Required work ▸
1) In the passage on Ehrman and the New Testament, how many verses in Mark does Ehrman say were added after the original was written?
2) Copy the passage on Ehrman and the New Testament from "Blogger Derreck said..." up to and including "your schooldays once.".
3) In the passage on Ehrman and the New Testament, explain why the commenter Derreck considers the Bible unreliable.

Text segment ▸
Start of Block

Ehrman says many are merely grammatical differences but some are very profound. He notes that 12 verses in Mark were added after the original was written. They are the only NT verses which say Christ appeared after his death. In another section the only verses outlining the doctrine of the Trinity was added to the New Testament a few centuries after the original was written.

The more Ehrman studied the more he realized that the New Testament is not a trustworthy document. It is not historical at all. Again the Times reports on this:

"I just began to lose it," Ehrman says now, in a conversation that stretches from late afternoon into the evening. "It wasn't for lack of trying. But I just couldn't believe there was a God in charge of this mess . . . It was so emotionally charged. This whole business of 'the Bible is your life, and anyone who doesn't believe it is going to roast in hell.' "

6 Comments:

Blogger Derreck said...

Well, I get the point on this one, but shouldn't you keep this in mind? The Bible was written by humans, not by any God. Humans are very unreliable, which I do not need to tell you I'm sure, and humans are prone to tell tales differently, which this proves. Now, I'm sure you people did that game in your schooldays once.

End of Block

Source information ▸
Start of Block

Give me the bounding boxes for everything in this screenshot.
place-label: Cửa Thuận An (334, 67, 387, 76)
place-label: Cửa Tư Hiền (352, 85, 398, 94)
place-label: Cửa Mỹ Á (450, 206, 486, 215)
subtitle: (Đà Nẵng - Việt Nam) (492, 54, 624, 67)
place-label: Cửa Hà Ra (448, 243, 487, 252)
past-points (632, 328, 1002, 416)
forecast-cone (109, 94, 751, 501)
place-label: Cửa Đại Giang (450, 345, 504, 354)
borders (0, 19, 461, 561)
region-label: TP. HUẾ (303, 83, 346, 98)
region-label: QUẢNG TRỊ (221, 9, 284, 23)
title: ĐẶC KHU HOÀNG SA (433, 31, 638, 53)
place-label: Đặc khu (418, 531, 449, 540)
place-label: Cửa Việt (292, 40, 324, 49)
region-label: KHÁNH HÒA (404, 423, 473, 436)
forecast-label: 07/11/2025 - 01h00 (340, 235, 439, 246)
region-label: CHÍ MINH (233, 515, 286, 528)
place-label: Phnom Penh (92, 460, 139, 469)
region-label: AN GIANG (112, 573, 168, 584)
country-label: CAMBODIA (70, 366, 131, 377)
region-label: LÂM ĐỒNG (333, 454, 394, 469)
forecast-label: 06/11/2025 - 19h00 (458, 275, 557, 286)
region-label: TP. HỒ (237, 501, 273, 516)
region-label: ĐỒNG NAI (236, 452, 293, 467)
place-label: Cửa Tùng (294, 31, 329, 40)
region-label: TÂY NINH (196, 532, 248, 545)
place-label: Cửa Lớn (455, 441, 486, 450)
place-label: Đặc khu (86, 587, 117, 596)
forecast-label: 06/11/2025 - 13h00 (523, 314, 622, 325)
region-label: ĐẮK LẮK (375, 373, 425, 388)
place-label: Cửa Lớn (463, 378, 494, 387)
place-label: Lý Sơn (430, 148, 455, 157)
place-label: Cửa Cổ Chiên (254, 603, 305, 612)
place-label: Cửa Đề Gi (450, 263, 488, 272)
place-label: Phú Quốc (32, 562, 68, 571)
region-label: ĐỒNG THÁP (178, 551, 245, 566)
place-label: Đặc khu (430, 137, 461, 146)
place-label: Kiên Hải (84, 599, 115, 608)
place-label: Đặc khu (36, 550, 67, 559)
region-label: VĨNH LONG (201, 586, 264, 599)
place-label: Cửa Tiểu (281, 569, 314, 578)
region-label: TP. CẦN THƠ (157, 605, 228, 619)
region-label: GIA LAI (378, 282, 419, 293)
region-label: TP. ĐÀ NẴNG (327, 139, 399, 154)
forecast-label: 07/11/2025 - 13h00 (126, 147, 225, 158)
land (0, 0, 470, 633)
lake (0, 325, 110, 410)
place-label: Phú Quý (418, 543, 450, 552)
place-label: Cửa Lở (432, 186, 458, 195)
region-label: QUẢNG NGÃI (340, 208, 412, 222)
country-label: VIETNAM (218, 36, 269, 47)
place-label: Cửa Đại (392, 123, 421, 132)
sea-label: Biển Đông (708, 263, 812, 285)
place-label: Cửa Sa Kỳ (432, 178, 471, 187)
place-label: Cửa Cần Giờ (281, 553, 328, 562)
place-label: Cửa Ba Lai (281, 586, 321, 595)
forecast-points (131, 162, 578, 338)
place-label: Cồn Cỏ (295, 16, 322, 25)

End of Block

Responses ▸
1) 12 verses.

2)
Blogger Derreck said...

Well, I get the point on this one, but shouldn't you keep this in mind? The Bible was written by humans, not by any God. Humans are very unreliable, which I do not need to tell you I'm sure, and humans are prone to tell tales differently, which this proves. Now, I'm sure you people did that game in your schooldays once.

3) Derreck says the Bible was written by humans, not by any God. Humans are very unreliable and prone to tell tales differently, so a book written by them cannot be relied on.